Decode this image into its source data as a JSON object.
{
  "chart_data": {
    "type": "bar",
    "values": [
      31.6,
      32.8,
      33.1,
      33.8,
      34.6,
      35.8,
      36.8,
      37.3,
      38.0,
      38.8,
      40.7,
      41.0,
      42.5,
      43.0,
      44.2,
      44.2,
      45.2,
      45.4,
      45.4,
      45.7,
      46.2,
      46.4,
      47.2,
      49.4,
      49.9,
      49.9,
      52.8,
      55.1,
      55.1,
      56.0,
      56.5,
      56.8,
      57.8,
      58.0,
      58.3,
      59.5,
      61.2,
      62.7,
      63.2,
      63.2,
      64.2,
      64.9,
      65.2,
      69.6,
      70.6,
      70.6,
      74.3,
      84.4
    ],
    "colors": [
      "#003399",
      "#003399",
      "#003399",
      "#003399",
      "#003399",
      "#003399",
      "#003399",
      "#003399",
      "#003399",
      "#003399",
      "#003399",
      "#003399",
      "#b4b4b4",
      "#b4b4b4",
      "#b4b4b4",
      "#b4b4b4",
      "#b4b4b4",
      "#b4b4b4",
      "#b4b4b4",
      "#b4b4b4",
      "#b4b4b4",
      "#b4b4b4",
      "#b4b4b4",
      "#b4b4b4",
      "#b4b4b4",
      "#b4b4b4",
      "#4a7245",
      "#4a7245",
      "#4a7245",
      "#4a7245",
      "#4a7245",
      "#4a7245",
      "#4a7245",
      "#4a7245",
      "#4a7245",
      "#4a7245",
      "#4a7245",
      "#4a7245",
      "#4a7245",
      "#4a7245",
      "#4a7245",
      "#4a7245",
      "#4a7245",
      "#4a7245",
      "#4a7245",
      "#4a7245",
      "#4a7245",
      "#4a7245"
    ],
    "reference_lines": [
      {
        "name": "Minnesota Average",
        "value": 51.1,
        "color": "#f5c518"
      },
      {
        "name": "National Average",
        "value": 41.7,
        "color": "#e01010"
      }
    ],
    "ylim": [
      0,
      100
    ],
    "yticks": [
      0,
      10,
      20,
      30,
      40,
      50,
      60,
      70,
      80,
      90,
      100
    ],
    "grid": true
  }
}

● ● ●

> WHAT NEEDS TO BE DONE
Display every line of the listing that contains the string "name".

> RESULT FOR THIS EXERCISE
        "name": "Minnesota Average",
        "name": "National Average",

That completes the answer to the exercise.